● **Exercise task**
Your task is to repeat the listing exactly.

----- Entries -----

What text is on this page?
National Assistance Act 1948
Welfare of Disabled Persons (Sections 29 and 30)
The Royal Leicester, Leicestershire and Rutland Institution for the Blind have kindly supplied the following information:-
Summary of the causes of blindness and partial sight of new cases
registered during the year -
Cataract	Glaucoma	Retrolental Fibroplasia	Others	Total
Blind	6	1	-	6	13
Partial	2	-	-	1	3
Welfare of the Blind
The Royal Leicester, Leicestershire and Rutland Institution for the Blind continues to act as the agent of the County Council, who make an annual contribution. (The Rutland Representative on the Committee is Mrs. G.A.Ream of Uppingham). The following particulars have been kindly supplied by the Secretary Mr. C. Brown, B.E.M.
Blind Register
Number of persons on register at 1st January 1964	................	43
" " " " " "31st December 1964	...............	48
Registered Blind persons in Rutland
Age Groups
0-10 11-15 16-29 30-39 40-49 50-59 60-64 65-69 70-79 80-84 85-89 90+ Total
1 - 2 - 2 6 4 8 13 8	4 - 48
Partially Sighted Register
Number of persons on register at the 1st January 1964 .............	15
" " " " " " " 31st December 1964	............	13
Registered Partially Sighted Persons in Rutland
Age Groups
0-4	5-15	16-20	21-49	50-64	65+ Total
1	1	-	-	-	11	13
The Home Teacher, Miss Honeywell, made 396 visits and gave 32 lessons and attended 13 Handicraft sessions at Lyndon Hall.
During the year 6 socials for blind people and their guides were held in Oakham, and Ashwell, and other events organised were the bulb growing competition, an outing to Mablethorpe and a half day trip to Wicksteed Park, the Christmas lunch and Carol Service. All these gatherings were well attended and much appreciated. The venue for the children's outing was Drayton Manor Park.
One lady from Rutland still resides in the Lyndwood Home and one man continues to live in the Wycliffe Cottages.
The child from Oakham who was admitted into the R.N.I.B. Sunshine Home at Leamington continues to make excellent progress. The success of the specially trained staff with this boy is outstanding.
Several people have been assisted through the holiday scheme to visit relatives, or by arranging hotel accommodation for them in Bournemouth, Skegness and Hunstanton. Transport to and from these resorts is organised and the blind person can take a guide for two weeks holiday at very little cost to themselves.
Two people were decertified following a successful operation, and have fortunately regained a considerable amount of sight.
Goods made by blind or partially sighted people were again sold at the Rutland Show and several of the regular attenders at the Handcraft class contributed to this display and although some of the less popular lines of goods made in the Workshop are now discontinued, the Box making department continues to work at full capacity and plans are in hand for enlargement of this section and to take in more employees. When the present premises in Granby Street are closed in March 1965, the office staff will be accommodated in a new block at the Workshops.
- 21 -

-----

● **Output below**
What text is on this page?
National Assistance Act 1948
Welfare of Disabled Persons (Sections 29 and 30)
The Royal Leicester, Leicestershire and Rutland Institution for the Blind have kindly supplied the following information:-
Summary of the causes of blindness and partial sight of new cases
registered during the year -
Cataract	Glaucoma	Retrolental Fibroplasia	Others	Total
Blind	6	1	-	6	13
Partial	2	-	-	1	3
Welfare of the Blind
The Royal Leicester, Leicestershire and Rutland Institution for the Blind continues to act as the agent of the County Council, who make an annual contribution. (The Rutland Representative on the Committee is Mrs. G.A.Ream of Uppingham). The following particulars have been kindly supplied by the Secretary Mr. C. Brown, B.E.M.
Blind Register
Number of persons on register at 1st January 1964	................	43
" " " " " "31st December 1964	...............	48
Registered Blind persons in Rutland
Age Groups
0-10 11-15 16-29 30-39 40-49 50-59 60-64 65-69 70-79 80-84 85-89 90+ Total
1 - 2 - 2 6 4 8 13 8	4 - 48
Partially Sighted Register
Number of persons on register at the 1st January 1964 .............	15
" " " " " " " 31st December 1964	............	13
Registered Partially Sighted Persons in Rutland
Age Groups
0-4	5-15	16-20	21-49	50-64	65+ Total
1	1	-	-	-	11	13
The Home Teacher, Miss Honeywell, made 396 visits and gave 32 lessons and attended 13 Handicraft sessions at Lyndon Hall.
During the year 6 socials for blind people and their guides were held in Oakham, and Ashwell, and other events organised were the bulb growing competition, an outing to Mablethorpe and a half day trip to Wicksteed Park, the Christmas lunch and Carol Service. All these gatherings were well attended and much appreciated. The venue for the children's outing was Drayton Manor Park.
One lady from Rutland still resides in the Lyndwood Home and one man continues to live in the Wycliffe Cottages.
The child from Oakham who was admitted into the R.N.I.B. Sunshine Home at Leamington continues to make excellent progress. The success of the specially trained staff with this boy is outstanding.
Several people have been assisted through the holiday scheme to visit relatives, or by arranging hotel accommodation for them in Bournemouth, Skegness and Hunstanton. Transport to and from these resorts is organised and the blind person can take a guide for two weeks holiday at very little cost to themselves.
Two people were decertified following a successful operation, and have fortunately regained a considerable amount of sight.
Goods made by blind or partially sighted people were again sold at the Rutland Show and several of the regular attenders at the Handcraft class contributed to this display and although some of the less popular lines of goods made in the Workshop are now discontinued, the Box making department continues to work at full capacity and plans are in hand for enlargement of this section and to take in more employees. When the present premises in Granby Street are closed in March 1965, the office staff will be accommodated in a new block at the Workshops.
- 21 -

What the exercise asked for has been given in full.